Goal:
Reproduce the listing below verbatim, from its start up to and including the line containing "station [376,106,384,113]". Stop after that line.

[Start of Extracted data]

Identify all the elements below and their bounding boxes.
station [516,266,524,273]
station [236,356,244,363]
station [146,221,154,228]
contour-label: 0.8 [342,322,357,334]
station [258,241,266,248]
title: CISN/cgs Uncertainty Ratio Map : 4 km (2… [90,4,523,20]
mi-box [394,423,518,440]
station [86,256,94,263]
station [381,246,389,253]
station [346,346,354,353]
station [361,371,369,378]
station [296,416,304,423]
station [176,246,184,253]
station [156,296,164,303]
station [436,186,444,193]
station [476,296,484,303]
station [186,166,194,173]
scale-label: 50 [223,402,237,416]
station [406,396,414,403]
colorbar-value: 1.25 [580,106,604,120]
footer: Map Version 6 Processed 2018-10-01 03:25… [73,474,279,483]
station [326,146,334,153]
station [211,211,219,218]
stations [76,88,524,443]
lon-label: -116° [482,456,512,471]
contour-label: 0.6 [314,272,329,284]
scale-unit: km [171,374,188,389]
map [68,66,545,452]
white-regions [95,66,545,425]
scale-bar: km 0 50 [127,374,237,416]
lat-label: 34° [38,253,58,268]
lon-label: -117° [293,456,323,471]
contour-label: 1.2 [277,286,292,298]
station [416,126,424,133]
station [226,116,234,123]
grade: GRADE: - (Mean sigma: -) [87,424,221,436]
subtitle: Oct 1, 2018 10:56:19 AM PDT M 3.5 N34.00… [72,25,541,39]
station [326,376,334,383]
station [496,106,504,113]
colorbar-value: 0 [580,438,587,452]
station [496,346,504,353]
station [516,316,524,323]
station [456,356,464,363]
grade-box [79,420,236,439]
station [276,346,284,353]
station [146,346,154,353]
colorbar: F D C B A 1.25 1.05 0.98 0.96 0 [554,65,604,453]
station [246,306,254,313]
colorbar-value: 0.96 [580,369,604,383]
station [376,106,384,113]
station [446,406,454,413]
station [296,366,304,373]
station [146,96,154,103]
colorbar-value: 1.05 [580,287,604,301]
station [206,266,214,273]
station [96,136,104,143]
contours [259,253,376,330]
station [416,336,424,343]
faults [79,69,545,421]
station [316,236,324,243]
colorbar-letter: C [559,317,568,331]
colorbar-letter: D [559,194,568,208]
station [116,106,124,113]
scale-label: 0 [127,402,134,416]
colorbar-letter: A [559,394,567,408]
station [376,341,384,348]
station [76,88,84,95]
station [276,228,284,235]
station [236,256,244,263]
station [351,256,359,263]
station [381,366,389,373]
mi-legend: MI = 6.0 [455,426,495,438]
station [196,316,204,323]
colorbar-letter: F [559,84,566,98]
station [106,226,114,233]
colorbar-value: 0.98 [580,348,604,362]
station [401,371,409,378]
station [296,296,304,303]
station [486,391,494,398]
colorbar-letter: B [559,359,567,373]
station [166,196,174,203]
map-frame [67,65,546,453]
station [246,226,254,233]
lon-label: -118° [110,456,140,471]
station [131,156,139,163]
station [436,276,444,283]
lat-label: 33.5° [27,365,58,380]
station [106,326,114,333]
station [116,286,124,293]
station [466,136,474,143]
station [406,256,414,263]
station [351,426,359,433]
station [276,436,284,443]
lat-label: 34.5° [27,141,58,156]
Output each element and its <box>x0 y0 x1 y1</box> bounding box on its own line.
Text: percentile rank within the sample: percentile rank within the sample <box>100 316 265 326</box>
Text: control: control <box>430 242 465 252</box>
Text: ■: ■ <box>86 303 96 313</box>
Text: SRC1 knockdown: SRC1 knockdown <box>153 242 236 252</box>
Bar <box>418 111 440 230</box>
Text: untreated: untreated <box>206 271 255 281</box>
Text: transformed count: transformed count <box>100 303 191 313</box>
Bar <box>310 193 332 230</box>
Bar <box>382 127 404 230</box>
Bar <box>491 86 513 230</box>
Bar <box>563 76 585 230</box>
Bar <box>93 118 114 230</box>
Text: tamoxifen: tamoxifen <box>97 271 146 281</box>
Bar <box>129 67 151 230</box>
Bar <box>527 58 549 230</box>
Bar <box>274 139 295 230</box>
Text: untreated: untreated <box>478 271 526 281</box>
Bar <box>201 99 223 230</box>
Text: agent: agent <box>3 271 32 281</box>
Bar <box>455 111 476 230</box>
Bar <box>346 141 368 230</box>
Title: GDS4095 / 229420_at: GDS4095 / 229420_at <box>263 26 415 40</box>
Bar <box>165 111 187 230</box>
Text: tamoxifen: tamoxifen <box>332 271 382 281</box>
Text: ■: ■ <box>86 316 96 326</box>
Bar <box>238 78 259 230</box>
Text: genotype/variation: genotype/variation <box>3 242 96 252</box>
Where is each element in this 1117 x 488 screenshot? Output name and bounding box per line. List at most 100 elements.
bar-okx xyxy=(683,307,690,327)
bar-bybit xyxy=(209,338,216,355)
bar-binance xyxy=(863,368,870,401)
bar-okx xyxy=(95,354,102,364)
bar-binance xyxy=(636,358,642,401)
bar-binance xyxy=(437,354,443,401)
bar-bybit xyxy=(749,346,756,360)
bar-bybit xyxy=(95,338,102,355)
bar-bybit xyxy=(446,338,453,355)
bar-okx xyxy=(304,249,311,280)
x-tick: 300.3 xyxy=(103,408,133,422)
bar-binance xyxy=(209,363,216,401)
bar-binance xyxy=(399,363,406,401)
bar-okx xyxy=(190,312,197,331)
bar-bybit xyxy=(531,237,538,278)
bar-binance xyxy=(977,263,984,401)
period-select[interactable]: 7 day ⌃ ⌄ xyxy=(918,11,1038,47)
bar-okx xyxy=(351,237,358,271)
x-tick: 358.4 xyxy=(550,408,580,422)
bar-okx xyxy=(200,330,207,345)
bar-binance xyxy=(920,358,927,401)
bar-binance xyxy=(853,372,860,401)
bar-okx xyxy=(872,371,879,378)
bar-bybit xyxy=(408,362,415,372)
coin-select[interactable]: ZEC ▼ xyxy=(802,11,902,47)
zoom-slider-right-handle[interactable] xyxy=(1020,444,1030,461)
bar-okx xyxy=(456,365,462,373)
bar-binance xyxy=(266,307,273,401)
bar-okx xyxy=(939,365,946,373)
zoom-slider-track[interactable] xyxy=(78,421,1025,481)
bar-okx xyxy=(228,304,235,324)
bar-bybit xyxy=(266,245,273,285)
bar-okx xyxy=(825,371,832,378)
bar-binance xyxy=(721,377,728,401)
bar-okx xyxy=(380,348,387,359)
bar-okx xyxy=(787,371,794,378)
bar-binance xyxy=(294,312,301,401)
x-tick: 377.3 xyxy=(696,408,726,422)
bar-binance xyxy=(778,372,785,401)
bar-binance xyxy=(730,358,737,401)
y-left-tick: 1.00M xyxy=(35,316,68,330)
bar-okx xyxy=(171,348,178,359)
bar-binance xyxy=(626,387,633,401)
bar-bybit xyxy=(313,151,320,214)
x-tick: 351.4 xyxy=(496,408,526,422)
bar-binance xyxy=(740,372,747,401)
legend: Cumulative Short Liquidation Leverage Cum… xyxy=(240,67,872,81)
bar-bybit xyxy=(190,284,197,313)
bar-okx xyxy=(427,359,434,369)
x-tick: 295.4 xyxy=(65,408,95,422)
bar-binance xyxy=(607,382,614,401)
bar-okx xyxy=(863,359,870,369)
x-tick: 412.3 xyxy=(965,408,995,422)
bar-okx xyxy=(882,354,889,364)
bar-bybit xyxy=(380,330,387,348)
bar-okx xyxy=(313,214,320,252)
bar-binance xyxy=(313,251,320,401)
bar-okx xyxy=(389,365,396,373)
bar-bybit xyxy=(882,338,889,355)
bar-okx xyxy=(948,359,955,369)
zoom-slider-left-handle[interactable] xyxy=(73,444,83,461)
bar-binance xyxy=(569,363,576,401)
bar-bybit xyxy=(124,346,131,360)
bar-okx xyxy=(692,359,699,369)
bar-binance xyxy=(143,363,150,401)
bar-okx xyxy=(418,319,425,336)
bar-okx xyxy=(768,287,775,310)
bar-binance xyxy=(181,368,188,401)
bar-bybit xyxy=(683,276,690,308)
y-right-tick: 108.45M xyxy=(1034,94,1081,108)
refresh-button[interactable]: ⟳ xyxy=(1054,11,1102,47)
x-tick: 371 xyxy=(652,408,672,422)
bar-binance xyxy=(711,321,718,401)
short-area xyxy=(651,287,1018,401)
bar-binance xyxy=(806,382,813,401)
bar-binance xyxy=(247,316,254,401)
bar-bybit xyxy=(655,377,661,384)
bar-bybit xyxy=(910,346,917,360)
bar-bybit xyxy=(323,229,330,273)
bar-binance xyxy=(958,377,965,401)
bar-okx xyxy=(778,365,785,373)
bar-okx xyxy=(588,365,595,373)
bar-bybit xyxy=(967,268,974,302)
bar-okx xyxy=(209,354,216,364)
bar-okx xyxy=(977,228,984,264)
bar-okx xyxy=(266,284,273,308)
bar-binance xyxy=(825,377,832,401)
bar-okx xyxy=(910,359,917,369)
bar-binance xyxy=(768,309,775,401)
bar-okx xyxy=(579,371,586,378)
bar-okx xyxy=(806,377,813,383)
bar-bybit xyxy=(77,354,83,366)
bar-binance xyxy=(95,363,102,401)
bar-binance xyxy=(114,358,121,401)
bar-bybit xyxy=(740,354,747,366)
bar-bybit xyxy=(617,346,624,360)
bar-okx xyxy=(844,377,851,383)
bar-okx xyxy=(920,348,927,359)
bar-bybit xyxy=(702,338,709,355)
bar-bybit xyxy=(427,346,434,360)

[End of Extracted data]

Response to the task:
Identify all the elements below and their bounding boxes.
station [516,266,524,273]
station [236,356,244,363]
station [146,221,154,228]
contour-label: 0.8 [342,322,357,334]
station [258,241,266,248]
title: CISN/cgs Uncertainty Ratio Map : 4 km (2… [90,4,523,20]
mi-box [394,423,518,440]
station [86,256,94,263]
station [381,246,389,253]
station [346,346,354,353]
station [361,371,369,378]
station [296,416,304,423]
station [176,246,184,253]
station [156,296,164,303]
station [436,186,444,193]
station [476,296,484,303]
station [186,166,194,173]
scale-label: 50 [223,402,237,416]
station [406,396,414,403]
colorbar-value: 1.25 [580,106,604,120]
footer: Map Version 6 Processed 2018-10-01 03:25… [73,474,279,483]
station [326,146,334,153]
station [211,211,219,218]
stations [76,88,524,443]
lon-label: -116° [482,456,512,471]
contour-label: 0.6 [314,272,329,284]
scale-unit: km [171,374,188,389]
map [68,66,545,452]
white-regions [95,66,545,425]
scale-bar: km 0 50 [127,374,237,416]
lat-label: 34° [38,253,58,268]
lon-label: -117° [293,456,323,471]
contour-label: 1.2 [277,286,292,298]
station [416,126,424,133]
station [226,116,234,123]
grade: GRADE: - (Mean sigma: -) [87,424,221,436]
subtitle: Oct 1, 2018 10:56:19 AM PDT M 3.5 N34.00… [72,25,541,39]
station [326,376,334,383]
station [496,106,504,113]
colorbar-value: 0 [580,438,587,452]
station [496,346,504,353]
station [516,316,524,323]
station [456,356,464,363]
grade-box [79,420,236,439]
station [276,346,284,353]
station [146,346,154,353]
colorbar: F D C B A 1.25 1.05 0.98 0.96 0 [554,65,604,453]
station [246,306,254,313]
colorbar-value: 0.96 [580,369,604,383]
station [376,106,384,113]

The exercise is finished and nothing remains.